====== Given entries

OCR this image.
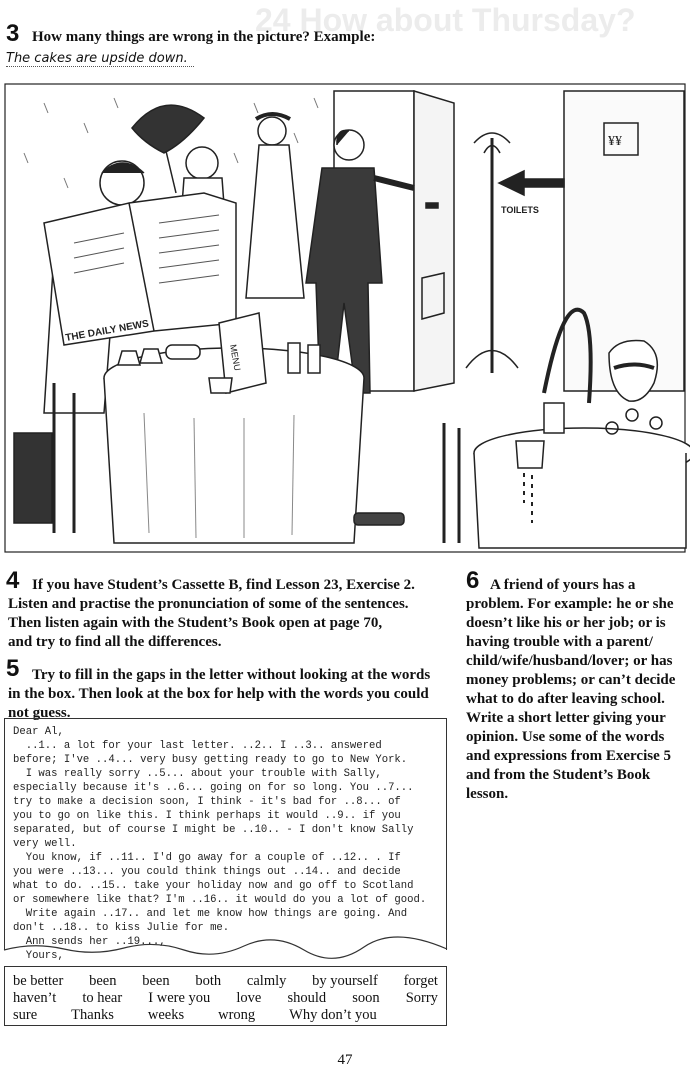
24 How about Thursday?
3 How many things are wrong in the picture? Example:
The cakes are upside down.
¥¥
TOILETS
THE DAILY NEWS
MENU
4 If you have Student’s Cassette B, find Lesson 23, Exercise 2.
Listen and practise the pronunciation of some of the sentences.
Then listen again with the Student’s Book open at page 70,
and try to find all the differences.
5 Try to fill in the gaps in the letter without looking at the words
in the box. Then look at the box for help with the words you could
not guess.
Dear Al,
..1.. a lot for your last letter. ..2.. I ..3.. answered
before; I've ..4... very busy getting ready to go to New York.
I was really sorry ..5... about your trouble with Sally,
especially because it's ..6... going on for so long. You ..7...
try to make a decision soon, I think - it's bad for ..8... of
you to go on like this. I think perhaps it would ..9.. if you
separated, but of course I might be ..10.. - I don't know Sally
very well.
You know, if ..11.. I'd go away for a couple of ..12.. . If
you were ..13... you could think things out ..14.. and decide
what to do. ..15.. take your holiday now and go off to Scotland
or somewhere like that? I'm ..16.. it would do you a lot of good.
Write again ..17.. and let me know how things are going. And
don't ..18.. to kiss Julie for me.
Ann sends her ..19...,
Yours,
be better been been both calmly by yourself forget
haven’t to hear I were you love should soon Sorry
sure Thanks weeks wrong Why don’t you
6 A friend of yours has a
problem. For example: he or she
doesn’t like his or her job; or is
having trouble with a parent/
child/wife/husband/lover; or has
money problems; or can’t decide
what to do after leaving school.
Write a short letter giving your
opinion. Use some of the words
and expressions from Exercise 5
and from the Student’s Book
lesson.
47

============

Go through the material above and print all of it exactly, except the pictures.

Task response
OCR this image.
24 How about Thursday?
3 How many things are wrong in the picture? Example:
The cakes are upside down.
¥¥
TOILETS
THE DAILY NEWS
MENU
4 If you have Student’s Cassette B, find Lesson 23, Exercise 2.
Listen and practise the pronunciation of some of the sentences.
Then listen again with the Student’s Book open at page 70,
and try to find all the differences.
5 Try to fill in the gaps in the letter without looking at the words
in the box. Then look at the box for help with the words you could
not guess.
Dear Al,
..1.. a lot for your last letter. ..2.. I ..3.. answered
before; I've ..4... very busy getting ready to go to New York.
I was really sorry ..5... about your trouble with Sally,
especially because it's ..6... going on for so long. You ..7...
try to make a decision soon, I think - it's bad for ..8... of
you to go on like this. I think perhaps it would ..9.. if you
separated, but of course I might be ..10.. - I don't know Sally
very well.
You know, if ..11.. I'd go away for a couple of ..12.. . If
you were ..13... you could think things out ..14.. and decide
what to do. ..15.. take your holiday now and go off to Scotland
or somewhere like that? I'm ..16.. it would do you a lot of good.
Write again ..17.. and let me know how things are going. And
don't ..18.. to kiss Julie for me.
Ann sends her ..19...,
Yours,
be better been been both calmly by yourself forget
haven’t to hear I were you love should soon Sorry
sure Thanks weeks wrong Why don’t you
6 A friend of yours has a
problem. For example: he or she
doesn’t like his or her job; or is
having trouble with a parent/
child/wife/husband/lover; or has
money problems; or can’t decide
what to do after leaving school.
Write a short letter giving your
opinion. Use some of the words
and expressions from Exercise 5
and from the Student’s Book
lesson.
47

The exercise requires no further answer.